▶ **Set problem**
Every entry that follows should be repeated exactly; drop the images.
-- start Supplied records --
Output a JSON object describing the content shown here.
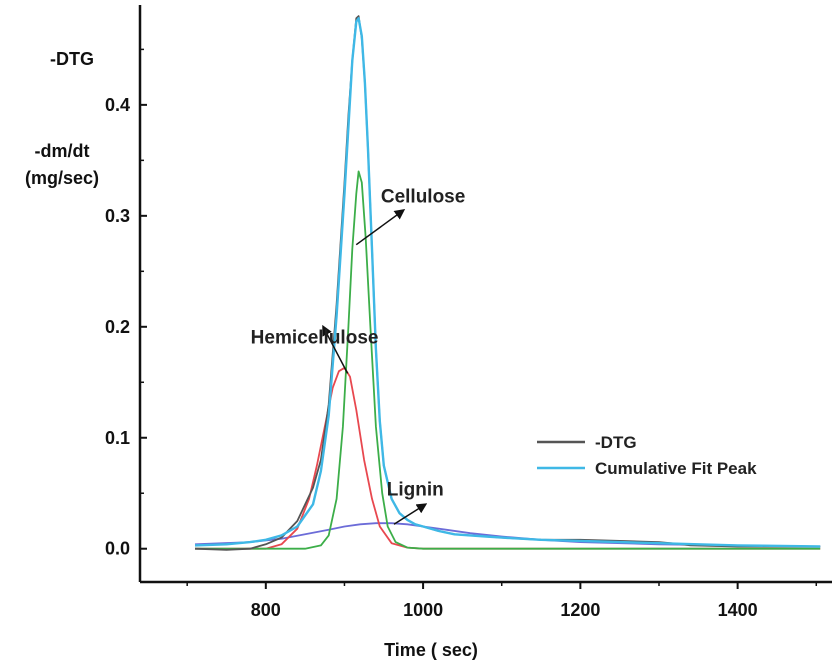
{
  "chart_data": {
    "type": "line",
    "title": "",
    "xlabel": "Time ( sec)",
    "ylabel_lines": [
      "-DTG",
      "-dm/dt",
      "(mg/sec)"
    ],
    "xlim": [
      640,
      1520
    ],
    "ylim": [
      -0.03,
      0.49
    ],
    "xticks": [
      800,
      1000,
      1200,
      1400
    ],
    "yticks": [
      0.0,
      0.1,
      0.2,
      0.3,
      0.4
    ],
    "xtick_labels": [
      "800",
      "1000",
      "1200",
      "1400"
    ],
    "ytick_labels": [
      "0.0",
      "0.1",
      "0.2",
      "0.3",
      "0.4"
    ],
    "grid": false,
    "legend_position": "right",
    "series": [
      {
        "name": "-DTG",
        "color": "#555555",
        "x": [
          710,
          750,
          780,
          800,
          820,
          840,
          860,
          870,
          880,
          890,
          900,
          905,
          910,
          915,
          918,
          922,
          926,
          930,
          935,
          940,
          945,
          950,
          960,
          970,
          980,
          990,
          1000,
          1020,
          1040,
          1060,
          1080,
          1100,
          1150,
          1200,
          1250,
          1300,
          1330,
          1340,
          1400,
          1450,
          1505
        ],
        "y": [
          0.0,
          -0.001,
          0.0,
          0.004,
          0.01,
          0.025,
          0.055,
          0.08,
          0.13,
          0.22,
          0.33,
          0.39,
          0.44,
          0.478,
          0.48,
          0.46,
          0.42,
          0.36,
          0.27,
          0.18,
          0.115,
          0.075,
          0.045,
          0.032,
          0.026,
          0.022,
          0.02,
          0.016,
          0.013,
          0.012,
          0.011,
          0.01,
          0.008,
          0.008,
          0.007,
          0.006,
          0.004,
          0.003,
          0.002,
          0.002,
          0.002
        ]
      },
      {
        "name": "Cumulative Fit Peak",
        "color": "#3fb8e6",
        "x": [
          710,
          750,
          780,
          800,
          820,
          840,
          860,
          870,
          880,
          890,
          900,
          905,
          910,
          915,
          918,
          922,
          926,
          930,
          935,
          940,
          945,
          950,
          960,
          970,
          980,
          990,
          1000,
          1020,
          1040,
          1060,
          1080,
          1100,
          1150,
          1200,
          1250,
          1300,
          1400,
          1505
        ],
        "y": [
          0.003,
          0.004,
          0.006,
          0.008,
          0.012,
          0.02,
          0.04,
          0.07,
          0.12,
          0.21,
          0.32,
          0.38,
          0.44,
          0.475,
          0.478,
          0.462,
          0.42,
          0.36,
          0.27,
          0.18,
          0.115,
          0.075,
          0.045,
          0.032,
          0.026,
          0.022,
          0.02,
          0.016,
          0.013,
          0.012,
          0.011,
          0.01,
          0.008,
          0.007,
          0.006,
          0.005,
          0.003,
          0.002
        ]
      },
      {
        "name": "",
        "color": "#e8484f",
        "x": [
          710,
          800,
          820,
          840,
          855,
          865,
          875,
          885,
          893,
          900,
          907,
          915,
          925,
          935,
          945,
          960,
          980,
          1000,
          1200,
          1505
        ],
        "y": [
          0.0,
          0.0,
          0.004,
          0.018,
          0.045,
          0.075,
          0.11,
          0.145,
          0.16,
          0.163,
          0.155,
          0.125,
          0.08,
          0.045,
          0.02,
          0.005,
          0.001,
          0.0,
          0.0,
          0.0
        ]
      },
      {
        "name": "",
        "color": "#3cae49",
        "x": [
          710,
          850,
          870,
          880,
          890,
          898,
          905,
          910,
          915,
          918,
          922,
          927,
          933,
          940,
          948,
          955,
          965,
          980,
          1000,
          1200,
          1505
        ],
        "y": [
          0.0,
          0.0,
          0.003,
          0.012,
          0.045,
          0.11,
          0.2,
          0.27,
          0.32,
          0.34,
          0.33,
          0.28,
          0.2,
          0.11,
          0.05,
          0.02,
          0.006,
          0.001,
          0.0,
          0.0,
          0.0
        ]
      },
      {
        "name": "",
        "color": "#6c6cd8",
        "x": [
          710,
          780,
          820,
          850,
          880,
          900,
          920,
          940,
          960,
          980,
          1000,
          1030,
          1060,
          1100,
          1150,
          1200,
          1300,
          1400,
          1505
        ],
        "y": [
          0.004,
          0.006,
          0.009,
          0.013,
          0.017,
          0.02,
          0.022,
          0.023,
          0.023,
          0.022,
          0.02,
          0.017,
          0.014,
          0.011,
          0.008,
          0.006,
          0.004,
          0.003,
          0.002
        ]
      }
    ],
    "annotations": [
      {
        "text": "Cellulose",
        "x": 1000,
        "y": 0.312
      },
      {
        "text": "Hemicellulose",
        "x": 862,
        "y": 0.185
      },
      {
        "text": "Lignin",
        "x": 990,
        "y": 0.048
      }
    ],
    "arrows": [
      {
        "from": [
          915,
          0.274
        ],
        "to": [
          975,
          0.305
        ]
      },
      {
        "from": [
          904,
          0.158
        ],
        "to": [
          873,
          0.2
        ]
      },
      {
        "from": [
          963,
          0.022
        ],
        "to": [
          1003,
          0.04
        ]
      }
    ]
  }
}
-- end Supplied records --
▶ **Worked solution**
Output a JSON object describing the content shown here.
{
  "chart_data": {
    "type": "line",
    "title": "",
    "xlabel": "Time ( sec)",
    "ylabel_lines": [
      "-DTG",
      "-dm/dt",
      "(mg/sec)"
    ],
    "xlim": [
      640,
      1520
    ],
    "ylim": [
      -0.03,
      0.49
    ],
    "xticks": [
      800,
      1000,
      1200,
      1400
    ],
    "yticks": [
      0.0,
      0.1,
      0.2,
      0.3,
      0.4
    ],
    "xtick_labels": [
      "800",
      "1000",
      "1200",
      "1400"
    ],
    "ytick_labels": [
      "0.0",
      "0.1",
      "0.2",
      "0.3",
      "0.4"
    ],
    "grid": false,
    "legend_position": "right",
    "series": [
      {
        "name": "-DTG",
        "color": "#555555",
        "x": [
          710,
          750,
          780,
          800,
          820,
          840,
          860,
          870,
          880,
          890,
          900,
          905,
          910,
          915,
          918,
          922,
          926,
          930,
          935,
          940,
          945,
          950,
          960,
          970,
          980,
          990,
          1000,
          1020,
          1040,
          1060,
          1080,
          1100,
          1150,
          1200,
          1250,
          1300,
          1330,
          1340,
          1400,
          1450,
          1505
        ],
        "y": [
          0.0,
          -0.001,
          0.0,
          0.004,
          0.01,
          0.025,
          0.055,
          0.08,
          0.13,
          0.22,
          0.33,
          0.39,
          0.44,
          0.478,
          0.48,
          0.46,
          0.42,
          0.36,
          0.27,
          0.18,
          0.115,
          0.075,
          0.045,
          0.032,
          0.026,
          0.022,
          0.02,
          0.016,
          0.013,
          0.012,
          0.011,
          0.01,
          0.008,
          0.008,
          0.007,
          0.006,
          0.004,
          0.003,
          0.002,
          0.002,
          0.002
        ]
      },
      {
        "name": "Cumulative Fit Peak",
        "color": "#3fb8e6",
        "x": [
          710,
          750,
          780,
          800,
          820,
          840,
          860,
          870,
          880,
          890,
          900,
          905,
          910,
          915,
          918,
          922,
          926,
          930,
          935,
          940,
          945,
          950,
          960,
          970,
          980,
          990,
          1000,
          1020,
          1040,
          1060,
          1080,
          1100,
          1150,
          1200,
          1250,
          1300,
          1400,
          1505
        ],
        "y": [
          0.003,
          0.004,
          0.006,
          0.008,
          0.012,
          0.02,
          0.04,
          0.07,
          0.12,
          0.21,
          0.32,
          0.38,
          0.44,
          0.475,
          0.478,
          0.462,
          0.42,
          0.36,
          0.27,
          0.18,
          0.115,
          0.075,
          0.045,
          0.032,
          0.026,
          0.022,
          0.02,
          0.016,
          0.013,
          0.012,
          0.011,
          0.01,
          0.008,
          0.007,
          0.006,
          0.005,
          0.003,
          0.002
        ]
      },
      {
        "name": "",
        "color": "#e8484f",
        "x": [
          710,
          800,
          820,
          840,
          855,
          865,
          875,
          885,
          893,
          900,
          907,
          915,
          925,
          935,
          945,
          960,
          980,
          1000,
          1200,
          1505
        ],
        "y": [
          0.0,
          0.0,
          0.004,
          0.018,
          0.045,
          0.075,
          0.11,
          0.145,
          0.16,
          0.163,
          0.155,
          0.125,
          0.08,
          0.045,
          0.02,
          0.005,
          0.001,
          0.0,
          0.0,
          0.0
        ]
      },
      {
        "name": "",
        "color": "#3cae49",
        "x": [
          710,
          850,
          870,
          880,
          890,
          898,
          905,
          910,
          915,
          918,
          922,
          927,
          933,
          940,
          948,
          955,
          965,
          980,
          1000,
          1200,
          1505
        ],
        "y": [
          0.0,
          0.0,
          0.003,
          0.012,
          0.045,
          0.11,
          0.2,
          0.27,
          0.32,
          0.34,
          0.33,
          0.28,
          0.2,
          0.11,
          0.05,
          0.02,
          0.006,
          0.001,
          0.0,
          0.0,
          0.0
        ]
      },
      {
        "name": "",
        "color": "#6c6cd8",
        "x": [
          710,
          780,
          820,
          850,
          880,
          900,
          920,
          940,
          960,
          980,
          1000,
          1030,
          1060,
          1100,
          1150,
          1200,
          1300,
          1400,
          1505
        ],
        "y": [
          0.004,
          0.006,
          0.009,
          0.013,
          0.017,
          0.02,
          0.022,
          0.023,
          0.023,
          0.022,
          0.02,
          0.017,
          0.014,
          0.011,
          0.008,
          0.006,
          0.004,
          0.003,
          0.002
        ]
      }
    ],
    "annotations": [
      {
        "text": "Cellulose",
        "x": 1000,
        "y": 0.312
      },
      {
        "text": "Hemicellulose",
        "x": 862,
        "y": 0.185
      },
      {
        "text": "Lignin",
        "x": 990,
        "y": 0.048
      }
    ],
    "arrows": [
      {
        "from": [
          915,
          0.274
        ],
        "to": [
          975,
          0.305
        ]
      },
      {
        "from": [
          904,
          0.158
        ],
        "to": [
          873,
          0.2
        ]
      },
      {
        "from": [
          963,
          0.022
        ],
        "to": [
          1003,
          0.04
        ]
      }
    ]
  }
}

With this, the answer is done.